(Records from a collection)
▼
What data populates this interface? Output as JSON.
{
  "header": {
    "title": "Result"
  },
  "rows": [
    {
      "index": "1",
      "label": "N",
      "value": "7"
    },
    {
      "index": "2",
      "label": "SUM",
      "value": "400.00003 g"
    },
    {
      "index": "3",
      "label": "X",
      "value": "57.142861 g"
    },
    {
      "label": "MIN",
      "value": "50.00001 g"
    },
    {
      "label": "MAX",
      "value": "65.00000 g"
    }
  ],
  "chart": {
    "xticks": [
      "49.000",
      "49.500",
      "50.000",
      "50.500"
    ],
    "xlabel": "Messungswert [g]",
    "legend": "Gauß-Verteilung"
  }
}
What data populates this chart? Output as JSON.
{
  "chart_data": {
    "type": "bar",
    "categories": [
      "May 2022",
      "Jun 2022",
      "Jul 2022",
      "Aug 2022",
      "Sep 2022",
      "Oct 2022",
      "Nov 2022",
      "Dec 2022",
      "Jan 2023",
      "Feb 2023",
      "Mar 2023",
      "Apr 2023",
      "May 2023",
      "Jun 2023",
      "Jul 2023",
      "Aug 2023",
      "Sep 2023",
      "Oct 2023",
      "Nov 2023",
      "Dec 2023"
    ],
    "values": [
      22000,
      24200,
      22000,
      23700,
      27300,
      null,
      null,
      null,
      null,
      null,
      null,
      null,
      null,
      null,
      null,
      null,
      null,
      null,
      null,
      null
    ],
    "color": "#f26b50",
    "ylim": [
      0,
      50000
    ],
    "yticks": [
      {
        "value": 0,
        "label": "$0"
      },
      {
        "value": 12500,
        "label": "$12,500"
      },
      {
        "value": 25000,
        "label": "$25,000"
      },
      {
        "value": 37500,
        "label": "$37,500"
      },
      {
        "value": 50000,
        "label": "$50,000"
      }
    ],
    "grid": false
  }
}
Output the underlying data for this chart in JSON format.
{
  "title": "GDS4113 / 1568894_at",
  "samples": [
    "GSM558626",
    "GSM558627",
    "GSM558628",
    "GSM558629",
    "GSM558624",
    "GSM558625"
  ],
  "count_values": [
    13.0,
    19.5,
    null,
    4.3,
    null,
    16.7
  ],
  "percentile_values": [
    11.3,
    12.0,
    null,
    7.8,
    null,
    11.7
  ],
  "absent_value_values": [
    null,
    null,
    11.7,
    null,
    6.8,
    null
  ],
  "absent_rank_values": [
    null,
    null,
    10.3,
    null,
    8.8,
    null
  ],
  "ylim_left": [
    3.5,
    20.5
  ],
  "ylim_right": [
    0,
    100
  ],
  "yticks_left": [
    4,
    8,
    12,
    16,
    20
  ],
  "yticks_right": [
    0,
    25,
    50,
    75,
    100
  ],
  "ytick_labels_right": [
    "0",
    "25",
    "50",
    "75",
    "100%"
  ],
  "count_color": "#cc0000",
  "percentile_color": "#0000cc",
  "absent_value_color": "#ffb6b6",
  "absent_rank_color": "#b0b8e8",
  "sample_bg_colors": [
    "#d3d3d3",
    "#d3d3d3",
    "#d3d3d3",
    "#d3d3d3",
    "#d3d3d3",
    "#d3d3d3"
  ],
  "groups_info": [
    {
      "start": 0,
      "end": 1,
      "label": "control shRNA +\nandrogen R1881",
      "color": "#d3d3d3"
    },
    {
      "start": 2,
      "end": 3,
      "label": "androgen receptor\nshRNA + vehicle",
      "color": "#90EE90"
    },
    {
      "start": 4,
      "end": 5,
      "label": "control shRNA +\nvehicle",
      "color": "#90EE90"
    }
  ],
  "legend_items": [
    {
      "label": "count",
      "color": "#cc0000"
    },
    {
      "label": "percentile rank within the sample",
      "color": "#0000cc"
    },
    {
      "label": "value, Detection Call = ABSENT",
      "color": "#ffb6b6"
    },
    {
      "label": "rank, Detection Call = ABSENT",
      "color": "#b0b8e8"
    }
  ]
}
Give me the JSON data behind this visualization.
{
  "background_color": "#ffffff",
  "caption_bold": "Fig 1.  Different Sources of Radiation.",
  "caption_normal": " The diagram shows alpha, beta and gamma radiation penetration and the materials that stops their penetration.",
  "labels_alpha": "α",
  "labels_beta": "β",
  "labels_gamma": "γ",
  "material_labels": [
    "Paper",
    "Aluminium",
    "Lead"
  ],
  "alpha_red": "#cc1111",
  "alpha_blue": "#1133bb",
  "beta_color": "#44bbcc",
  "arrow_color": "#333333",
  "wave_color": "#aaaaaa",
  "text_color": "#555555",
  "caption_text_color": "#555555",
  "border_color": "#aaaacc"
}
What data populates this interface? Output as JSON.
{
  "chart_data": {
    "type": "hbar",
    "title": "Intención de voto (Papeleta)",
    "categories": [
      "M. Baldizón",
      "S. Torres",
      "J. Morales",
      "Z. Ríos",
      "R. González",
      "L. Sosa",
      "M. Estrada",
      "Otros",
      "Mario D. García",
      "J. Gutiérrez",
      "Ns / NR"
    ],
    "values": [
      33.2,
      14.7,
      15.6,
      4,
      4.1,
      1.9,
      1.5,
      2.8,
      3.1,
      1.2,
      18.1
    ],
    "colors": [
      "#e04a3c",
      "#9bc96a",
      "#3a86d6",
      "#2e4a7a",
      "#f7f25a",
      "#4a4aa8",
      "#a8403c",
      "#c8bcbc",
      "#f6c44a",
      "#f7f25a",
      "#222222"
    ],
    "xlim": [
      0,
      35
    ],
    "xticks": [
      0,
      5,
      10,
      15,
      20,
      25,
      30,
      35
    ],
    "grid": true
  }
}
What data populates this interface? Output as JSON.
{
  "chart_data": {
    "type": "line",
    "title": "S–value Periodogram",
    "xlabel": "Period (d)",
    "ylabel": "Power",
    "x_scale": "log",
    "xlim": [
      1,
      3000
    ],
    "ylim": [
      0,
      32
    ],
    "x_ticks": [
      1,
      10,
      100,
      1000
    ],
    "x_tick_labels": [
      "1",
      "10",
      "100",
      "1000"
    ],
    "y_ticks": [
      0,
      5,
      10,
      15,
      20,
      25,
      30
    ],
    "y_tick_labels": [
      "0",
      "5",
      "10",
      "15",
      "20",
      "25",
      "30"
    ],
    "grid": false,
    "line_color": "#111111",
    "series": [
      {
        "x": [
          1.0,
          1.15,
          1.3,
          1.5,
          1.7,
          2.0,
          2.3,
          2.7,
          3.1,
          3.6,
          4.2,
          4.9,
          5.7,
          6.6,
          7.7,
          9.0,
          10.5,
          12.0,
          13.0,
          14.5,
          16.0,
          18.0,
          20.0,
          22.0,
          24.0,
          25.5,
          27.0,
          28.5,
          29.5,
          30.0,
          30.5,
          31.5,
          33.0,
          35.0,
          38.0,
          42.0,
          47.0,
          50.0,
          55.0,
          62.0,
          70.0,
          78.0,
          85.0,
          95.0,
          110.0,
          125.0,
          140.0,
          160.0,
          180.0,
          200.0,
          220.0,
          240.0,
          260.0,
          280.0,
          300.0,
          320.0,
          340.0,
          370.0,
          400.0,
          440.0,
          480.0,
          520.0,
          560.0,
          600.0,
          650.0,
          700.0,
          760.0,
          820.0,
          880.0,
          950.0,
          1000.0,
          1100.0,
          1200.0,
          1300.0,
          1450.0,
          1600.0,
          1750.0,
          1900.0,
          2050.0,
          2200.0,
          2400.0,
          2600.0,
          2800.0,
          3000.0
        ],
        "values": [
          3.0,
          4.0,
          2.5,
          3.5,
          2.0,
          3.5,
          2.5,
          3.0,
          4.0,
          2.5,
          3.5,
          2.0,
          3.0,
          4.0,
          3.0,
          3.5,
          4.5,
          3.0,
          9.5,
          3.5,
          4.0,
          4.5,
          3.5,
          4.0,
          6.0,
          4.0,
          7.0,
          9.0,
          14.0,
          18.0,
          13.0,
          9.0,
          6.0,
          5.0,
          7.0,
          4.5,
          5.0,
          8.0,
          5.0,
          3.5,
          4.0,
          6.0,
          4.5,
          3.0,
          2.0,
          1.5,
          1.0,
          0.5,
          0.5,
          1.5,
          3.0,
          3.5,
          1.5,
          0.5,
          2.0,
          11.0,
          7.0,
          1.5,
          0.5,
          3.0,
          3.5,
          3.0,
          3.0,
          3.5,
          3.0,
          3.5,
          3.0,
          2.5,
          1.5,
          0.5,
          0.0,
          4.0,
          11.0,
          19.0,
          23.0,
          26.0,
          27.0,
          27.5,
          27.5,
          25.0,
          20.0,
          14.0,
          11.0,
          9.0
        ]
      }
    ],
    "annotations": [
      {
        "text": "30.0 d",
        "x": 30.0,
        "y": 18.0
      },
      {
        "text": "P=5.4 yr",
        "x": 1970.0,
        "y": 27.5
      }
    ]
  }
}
▲
• **Written instruction**
Of the lines above, copy each that contains "control".

• **The result**
      "label": "control shRNA +\nandrogen R1881",
      "label": "control shRNA +\nvehicle",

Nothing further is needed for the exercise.